**Consignes des tâches**
A – D'après le texte fourni sur la mutation doctrinale de l'US Army, de combien à combien le nombre de brigades de combat doit-il passer ?
B – Formatez en liste JSON de chaînes, à raison d'une chaîne par ligne et sans lignes vides, uniquement les lignes du listing allant de son début jusqu'à la ligne contenant "Bar <box>451 15 454 65</box>", celle-ci incluse.

**Texte fourni**
Compte-rendu III : La mutation doctrinale de l’US Army


Le 7 décembre 2013, le Centre d’histoire et de prospective militaire a organisé sa traditionnelle Saint-Nicolas. La soirée a débuté avec les communications d’usage aux membres, parmi lesquelles on retiendra la sortie des actes du symposium 2012 consacrés à la pensée militaire suisse et les remerciements adressés à Monsieur Olivier Bangerter à l’occasion de son départ du comité scientifique. Olivier Bangerter, auteur, entre autres, d’un ouvrage sur la bataille de Novare, recensé ici, s’est énormément investi au sein du comité depuis son arrivée en 2006 et lui a offert une contribution extrêmement précieuse.
Après cette introduction, le Lieutenant-Colonel  EMG Pascal Eggen a présenté les réflexions qu’il a eu l’occasion de développer sur les défis militaires de demain pour l’US Army au cours d’un stage à Fort Leavenworth, souvent considéré comme le centre intellectuel de cette institution.
Il a commencé par rappeler à quel point les intérêts nationaux américains ont régulièrement été liés aux questions énergétiques. Si 40 % des sources énergétiques du pays sont  liées au pétrole, l’or noir fournit 94 % et 40 % de l’énergie utilisée par le transport aérien et l’industrie respectivement.  En 2011, 45 % du pétrole consommé était importé de l’étranger, mais la richesse des gisements de gaz de schiste dans le Colorado peut potentiellement assurer l’indépendance du pays à cet égard, mais à un coût écologique exorbitant.  Le Lieutenant-Colonel a précisé que les USA avaient l’avantage de pouvoir diversifier leurs importations.


Army Rangers photographiés durant un exercise à Fort Bragg en 2009 (wikicommons)
Hors, la raréfaction inéluctable de cette ressource, annoncée en 1956 déjà par la célèbre étude de la British Petroleum sur le Peak Oil, ne sera pas sans conséquences sur les équilibres stratégiques actuels. Alors que les Etats ne pourront pas échapper à une réorganisation interne et externe pour s’adapter à la nouvelle donne, un retour de la rivalité entre grandes puissances deviendra plus probable.
Pascal Eggen est alors revenu sur la stratégie de sécurité nationale définie par Barack Obama en 2010, actant de la réalité d’un affaiblissement de l’hégémonie américaine et donc de la nécessité d’un repli permettant d’entamer un vaste processus de consolidation intérieure permettant de renouveler la puissance du pays. Le processus en question inclut de résoudre des questions aussi variées qu’une réduction de la dette, qui équivaut à 100 % du PIB, développer de nouvelles sources d’énergies ou encore mettre une place une couverture de soins universelle. En parallèle, les USA doivent impérativement terminer les guerres en cours, en recherchant l’issue la plus favorable possible.
En parallèle, la posture de l’armée est amener à évoluer et ce d’autant plus que la nouvelle doctrine prône des interventions limitées dans des secteurs stratégiques, comme les grandes routes maritimes ou les zones riches en ressources naturelles, tout en se reposant autant que faire se peut sur l’engagement militaire de nations amies. Dans ce contexte, l’US Army se restructure au niveau de ses brigades au détriment de l’échelon divisionnaires, car il est beaucoup plus facile d’organiser leur rotation que pour des divisions. Par ailleurs, le format de l’institution est aussi amené à se réduire considérablement, le nombre d’hommes devant passer de 558'000 à 490'000 et celui des brigades de combat de 45 à 32.

**Données fournies**
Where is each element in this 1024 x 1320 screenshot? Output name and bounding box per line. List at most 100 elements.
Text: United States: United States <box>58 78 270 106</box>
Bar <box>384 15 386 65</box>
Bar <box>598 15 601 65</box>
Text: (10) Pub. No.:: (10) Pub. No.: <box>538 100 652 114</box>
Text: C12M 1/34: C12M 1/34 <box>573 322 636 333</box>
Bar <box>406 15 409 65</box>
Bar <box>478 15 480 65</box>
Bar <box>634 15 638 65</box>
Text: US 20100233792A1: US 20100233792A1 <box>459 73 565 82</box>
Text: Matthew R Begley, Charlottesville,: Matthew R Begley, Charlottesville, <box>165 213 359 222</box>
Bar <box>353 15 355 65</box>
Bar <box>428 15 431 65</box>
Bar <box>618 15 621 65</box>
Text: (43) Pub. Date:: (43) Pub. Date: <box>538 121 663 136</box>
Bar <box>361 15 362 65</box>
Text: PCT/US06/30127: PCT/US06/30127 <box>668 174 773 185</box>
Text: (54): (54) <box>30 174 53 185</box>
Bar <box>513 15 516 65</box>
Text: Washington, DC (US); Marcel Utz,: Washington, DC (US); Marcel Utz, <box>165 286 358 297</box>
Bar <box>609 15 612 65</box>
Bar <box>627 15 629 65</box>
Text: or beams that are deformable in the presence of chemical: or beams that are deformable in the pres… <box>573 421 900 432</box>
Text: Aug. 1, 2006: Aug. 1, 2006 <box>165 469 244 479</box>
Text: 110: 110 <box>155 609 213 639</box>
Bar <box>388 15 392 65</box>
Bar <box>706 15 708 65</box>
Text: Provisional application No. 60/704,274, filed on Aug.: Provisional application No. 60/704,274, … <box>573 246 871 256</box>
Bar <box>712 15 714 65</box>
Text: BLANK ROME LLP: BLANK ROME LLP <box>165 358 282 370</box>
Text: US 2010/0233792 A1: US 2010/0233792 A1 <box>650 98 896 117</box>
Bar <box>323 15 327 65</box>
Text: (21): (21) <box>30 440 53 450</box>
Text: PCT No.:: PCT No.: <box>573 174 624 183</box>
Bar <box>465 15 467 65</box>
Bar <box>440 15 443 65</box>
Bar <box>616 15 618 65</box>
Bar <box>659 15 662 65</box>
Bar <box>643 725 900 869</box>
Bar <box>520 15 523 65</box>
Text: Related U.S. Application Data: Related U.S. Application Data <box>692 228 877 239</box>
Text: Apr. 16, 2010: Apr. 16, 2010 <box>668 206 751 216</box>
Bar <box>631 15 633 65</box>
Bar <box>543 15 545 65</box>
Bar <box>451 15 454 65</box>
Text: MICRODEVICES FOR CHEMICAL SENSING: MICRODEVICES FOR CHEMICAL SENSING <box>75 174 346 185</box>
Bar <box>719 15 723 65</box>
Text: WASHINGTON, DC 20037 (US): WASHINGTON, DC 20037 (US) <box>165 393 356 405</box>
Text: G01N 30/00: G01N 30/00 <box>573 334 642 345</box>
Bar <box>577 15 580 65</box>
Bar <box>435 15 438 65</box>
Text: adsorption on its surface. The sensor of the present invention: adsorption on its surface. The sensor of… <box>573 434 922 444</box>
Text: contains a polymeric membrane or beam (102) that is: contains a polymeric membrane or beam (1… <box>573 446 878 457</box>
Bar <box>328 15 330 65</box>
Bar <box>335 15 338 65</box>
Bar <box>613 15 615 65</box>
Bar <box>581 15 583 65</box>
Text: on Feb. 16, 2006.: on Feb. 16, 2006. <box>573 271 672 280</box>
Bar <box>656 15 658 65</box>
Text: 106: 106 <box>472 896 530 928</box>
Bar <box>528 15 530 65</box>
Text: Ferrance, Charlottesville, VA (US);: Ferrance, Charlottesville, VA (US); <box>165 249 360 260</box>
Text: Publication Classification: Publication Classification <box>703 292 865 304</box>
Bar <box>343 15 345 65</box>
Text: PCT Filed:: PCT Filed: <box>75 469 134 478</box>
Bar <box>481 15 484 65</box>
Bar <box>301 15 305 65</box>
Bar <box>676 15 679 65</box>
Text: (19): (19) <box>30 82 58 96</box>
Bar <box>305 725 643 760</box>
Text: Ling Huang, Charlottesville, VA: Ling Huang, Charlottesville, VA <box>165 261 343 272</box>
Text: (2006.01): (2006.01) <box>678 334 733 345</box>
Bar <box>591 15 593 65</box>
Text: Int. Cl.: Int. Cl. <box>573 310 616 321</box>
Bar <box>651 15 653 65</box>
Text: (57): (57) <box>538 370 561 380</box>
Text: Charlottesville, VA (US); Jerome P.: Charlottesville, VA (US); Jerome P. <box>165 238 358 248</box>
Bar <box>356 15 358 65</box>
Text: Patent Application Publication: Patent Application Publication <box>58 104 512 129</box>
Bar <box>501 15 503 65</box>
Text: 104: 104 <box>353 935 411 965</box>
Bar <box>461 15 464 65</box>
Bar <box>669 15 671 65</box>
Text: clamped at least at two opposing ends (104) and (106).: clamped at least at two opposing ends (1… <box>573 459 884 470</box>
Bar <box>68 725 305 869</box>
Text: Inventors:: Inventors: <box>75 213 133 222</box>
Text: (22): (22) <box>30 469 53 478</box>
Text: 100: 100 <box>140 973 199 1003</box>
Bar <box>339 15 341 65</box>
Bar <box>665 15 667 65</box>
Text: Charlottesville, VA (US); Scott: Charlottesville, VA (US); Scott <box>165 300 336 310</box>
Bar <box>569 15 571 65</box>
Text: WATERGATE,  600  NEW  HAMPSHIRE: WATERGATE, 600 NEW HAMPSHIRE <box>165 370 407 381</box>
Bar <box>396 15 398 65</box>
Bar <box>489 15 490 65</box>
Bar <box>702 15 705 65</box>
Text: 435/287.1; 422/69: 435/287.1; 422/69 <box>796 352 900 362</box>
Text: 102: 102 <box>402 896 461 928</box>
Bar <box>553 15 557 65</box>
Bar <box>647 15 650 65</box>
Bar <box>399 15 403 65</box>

**Liste des réponses**
A – De 45 à 32.

B –
[
  "Where is each element in this 1024 x 1320 screenshot? Output name and bounding box per line. List at most 100 elements.",
  "Text: United States: United States <box>58 78 270 106</box>",
  "Bar <box>384 15 386 65</box>",
  "Bar <box>598 15 601 65</box>",
  "Text: (10) Pub. No.:: (10) Pub. No.: <box>538 100 652 114</box>",
  "Text: C12M 1/34: C12M 1/34 <box>573 322 636 333</box>",
  "Bar <box>406 15 409 65</box>",
  "Bar <box>478 15 480 65</box>",
  "Bar <box>634 15 638 65</box>",
  "Text: US 20100233792A1: US 20100233792A1 <box>459 73 565 82</box>",
  "Text: Matthew R Begley, Charlottesville,: Matthew R Begley, Charlottesville, <box>165 213 359 222</box>",
  "Bar <box>353 15 355 65</box>",
  "Bar <box>428 15 431 65</box>",
  "Bar <box>618 15 621 65</box>",
  "Text: (43) Pub. Date:: (43) Pub. Date: <box>538 121 663 136</box>",
  "Bar <box>361 15 362 65</box>",
  "Text: PCT/US06/30127: PCT/US06/30127 <box>668 174 773 185</box>",
  "Text: (54): (54) <box>30 174 53 185</box>",
  "Bar <box>513 15 516 65</box>",
  "Text: Washington, DC (US); Marcel Utz,: Washington, DC (US); Marcel Utz, <box>165 286 358 297</box>",
  "Bar <box>609 15 612 65</box>",
  "Bar <box>627 15 629 65</box>",
  "Text: or beams that are deformable in the presence of chemical: or beams that are deformable in the pres… <box>573 421 900 432</box>",
  "Text: Aug. 1, 2006: Aug. 1, 2006 <box>165 469 244 479</box>",
  "Text: 110: 110 <box>155 609 213 639</box>",
  "Bar <box>388 15 392 65</box>",
  "Bar <box>706 15 708 65</box>",
  "Text: Provisional application No. 60/704,274, filed on Aug.: Provisional application No. 60/704,274, … <box>573 246 871 256</box>",
  "Bar <box>712 15 714 65</box>",
  "Text: BLANK ROME LLP: BLANK ROME LLP <box>165 358 282 370</box>",
  "Text: US 2010/0233792 A1: US 2010/0233792 A1 <box>650 98 896 117</box>",
  "Bar <box>323 15 327 65</box>",
  "Text: (21): (21) <box>30 440 53 450</box>",
  "Text: PCT No.:: PCT No.: <box>573 174 624 183</box>",
  "Bar <box>465 15 467 65</box>",
  "Bar <box>440 15 443 65</box>",
  "Bar <box>616 15 618 65</box>",
  "Bar <box>659 15 662 65</box>",
  "Bar <box>643 725 900 869</box>",
  "Bar <box>520 15 523 65</box>",
  "Text: Related U.S. Application Data: Related U.S. Application Data <box>692 228 877 239</box>",
  "Text: Apr. 16, 2010: Apr. 16, 2010 <box>668 206 751 216</box>",
  "Bar <box>631 15 633 65</box>",
  "Bar <box>543 15 545 65</box>",
  "Bar <box>451 15 454 65</box>"
]